Examine the material below and count the lines that hold the word "structured". Report only the number.

» **Dataset entries**:
* start *

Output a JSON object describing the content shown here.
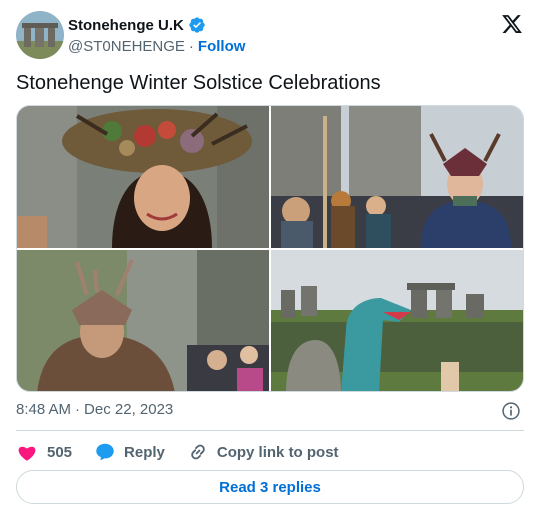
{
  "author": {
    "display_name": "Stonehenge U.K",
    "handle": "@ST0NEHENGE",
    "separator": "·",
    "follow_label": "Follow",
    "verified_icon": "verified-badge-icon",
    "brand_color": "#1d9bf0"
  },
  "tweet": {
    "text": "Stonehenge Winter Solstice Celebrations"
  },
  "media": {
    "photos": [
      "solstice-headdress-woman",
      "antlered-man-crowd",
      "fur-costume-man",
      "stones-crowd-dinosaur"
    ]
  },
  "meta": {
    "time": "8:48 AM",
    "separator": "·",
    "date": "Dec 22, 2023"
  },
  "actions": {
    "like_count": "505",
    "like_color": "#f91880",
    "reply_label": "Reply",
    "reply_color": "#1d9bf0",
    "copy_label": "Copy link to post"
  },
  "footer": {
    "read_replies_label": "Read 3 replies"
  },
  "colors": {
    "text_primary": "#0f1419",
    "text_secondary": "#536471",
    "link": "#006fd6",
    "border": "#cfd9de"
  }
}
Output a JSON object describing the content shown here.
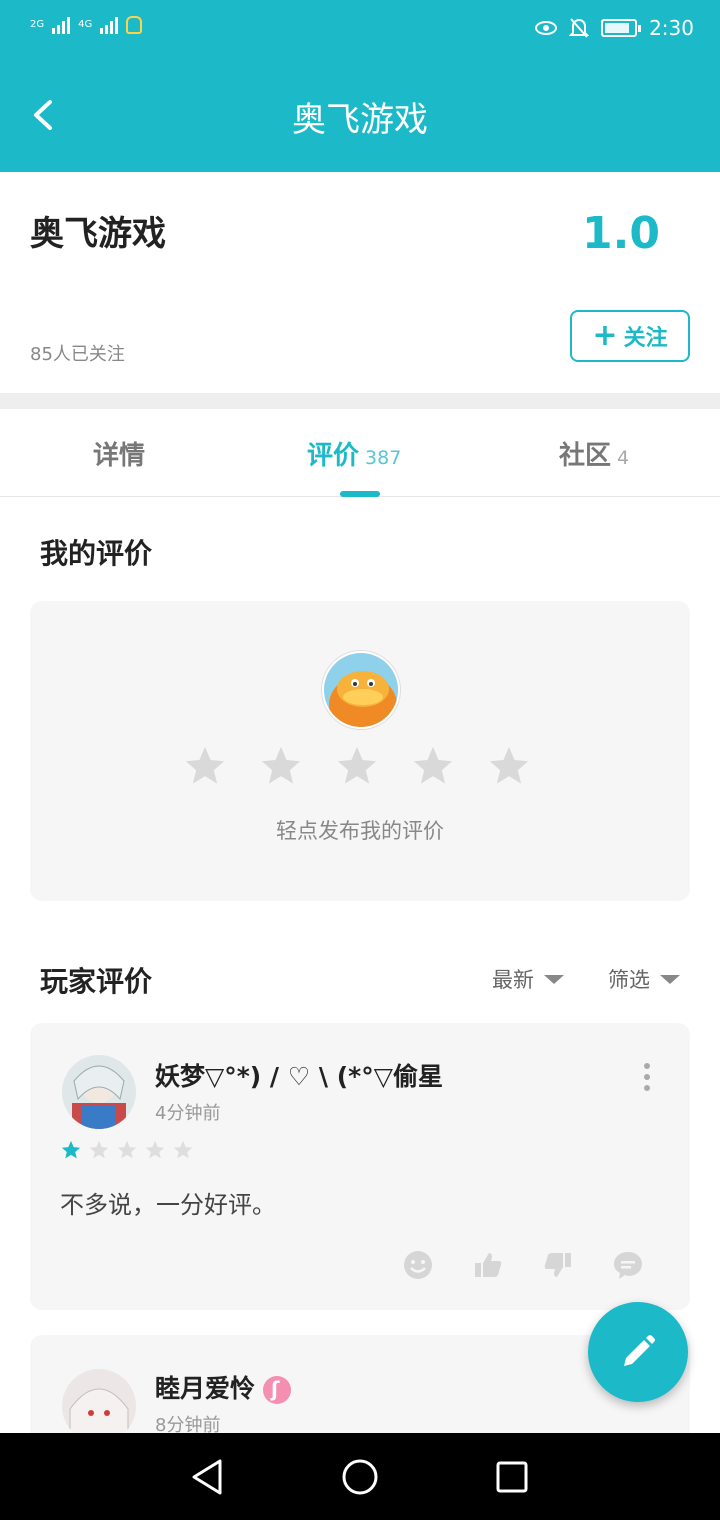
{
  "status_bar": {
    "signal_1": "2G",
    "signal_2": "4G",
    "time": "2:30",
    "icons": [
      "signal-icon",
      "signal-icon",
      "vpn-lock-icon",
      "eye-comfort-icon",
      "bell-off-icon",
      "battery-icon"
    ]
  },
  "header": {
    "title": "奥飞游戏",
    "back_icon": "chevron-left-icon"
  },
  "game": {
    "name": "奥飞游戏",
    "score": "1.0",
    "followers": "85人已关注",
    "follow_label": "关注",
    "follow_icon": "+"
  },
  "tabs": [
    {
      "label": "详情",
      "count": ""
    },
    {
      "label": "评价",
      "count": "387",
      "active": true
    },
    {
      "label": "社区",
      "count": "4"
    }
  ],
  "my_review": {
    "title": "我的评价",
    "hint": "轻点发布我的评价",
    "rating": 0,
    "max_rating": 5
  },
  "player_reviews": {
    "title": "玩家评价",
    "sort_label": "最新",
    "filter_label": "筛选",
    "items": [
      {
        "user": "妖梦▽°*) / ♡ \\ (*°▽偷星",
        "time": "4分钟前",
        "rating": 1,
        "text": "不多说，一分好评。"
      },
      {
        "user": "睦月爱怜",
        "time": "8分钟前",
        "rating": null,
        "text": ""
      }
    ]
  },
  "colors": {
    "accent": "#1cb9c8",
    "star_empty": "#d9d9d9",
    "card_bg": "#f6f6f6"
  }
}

* end *
* start *

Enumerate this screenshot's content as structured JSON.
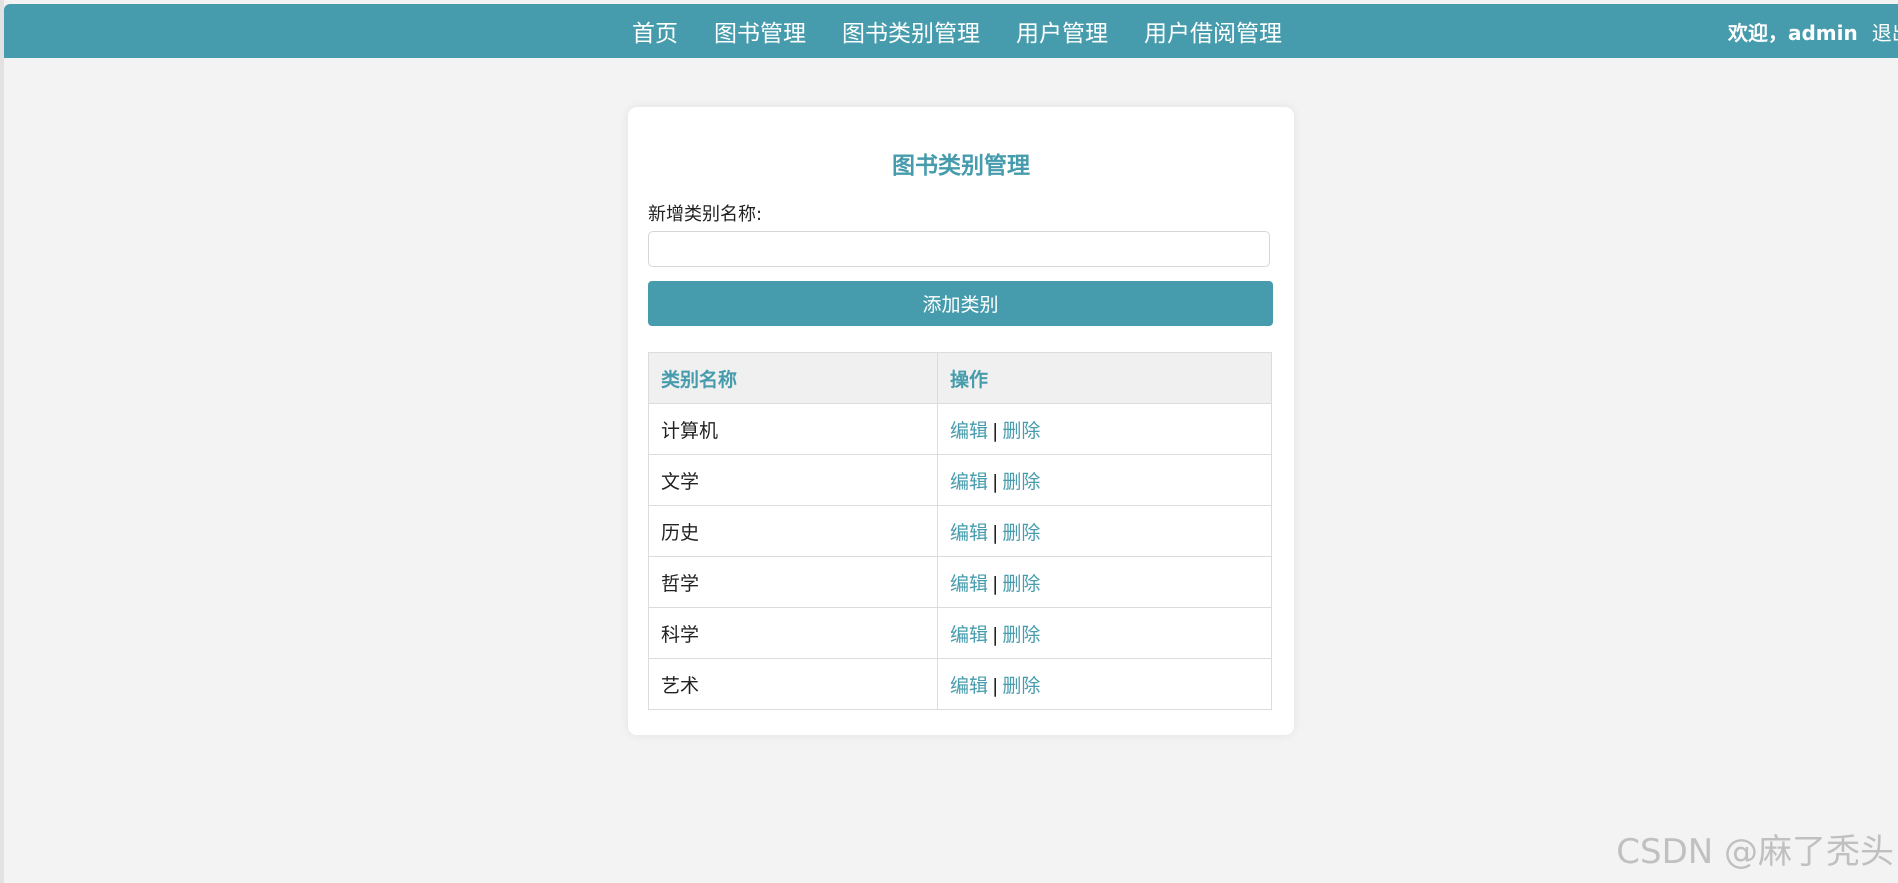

* end *
* start *

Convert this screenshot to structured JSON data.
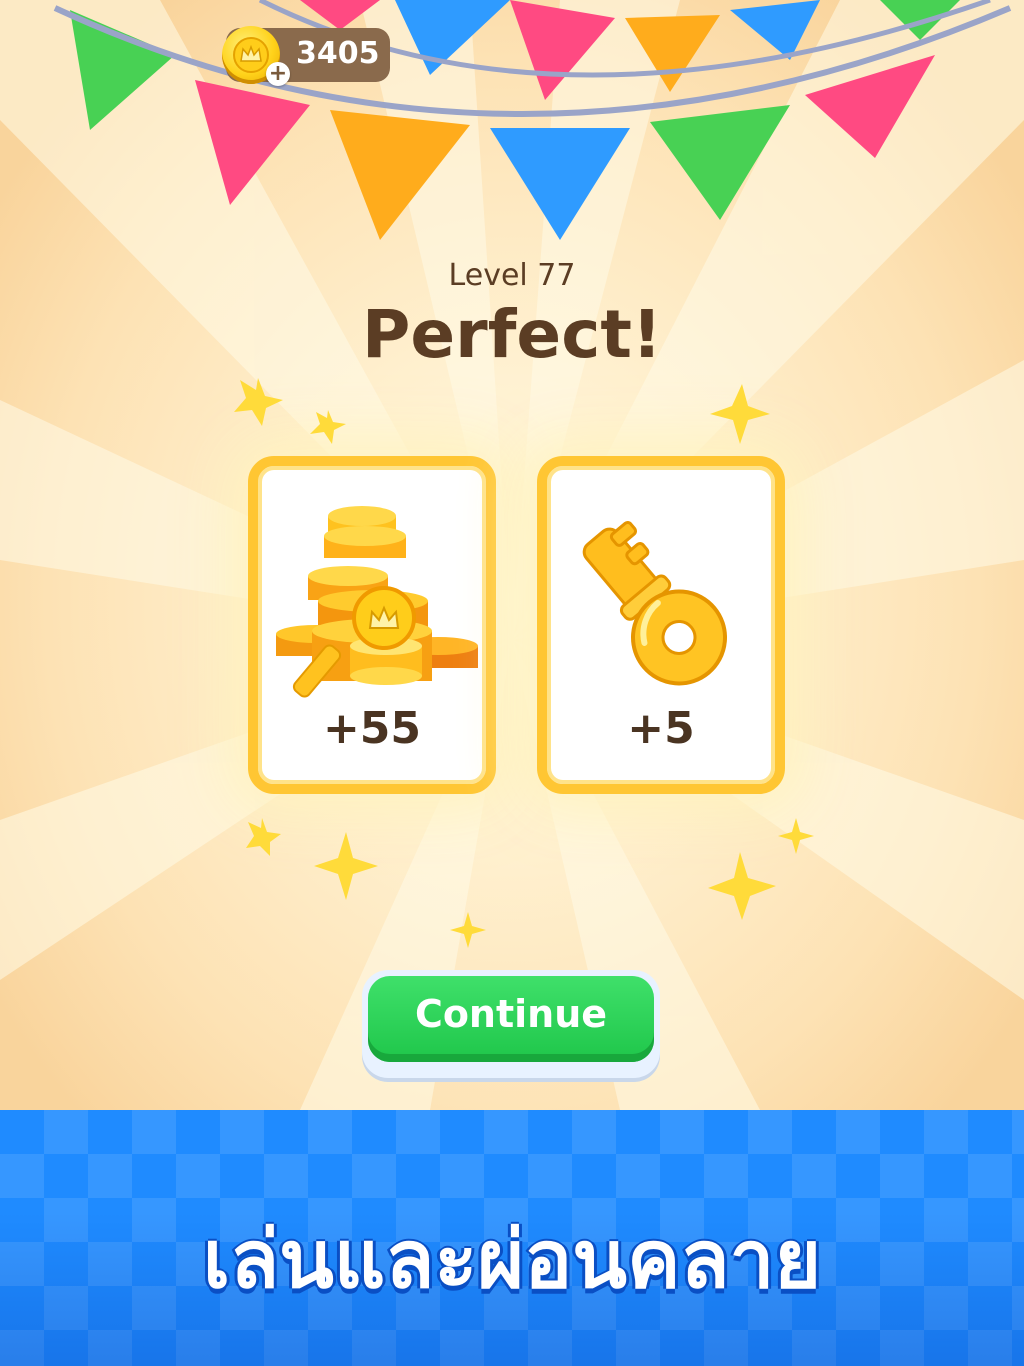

* end *

» **Result**: 2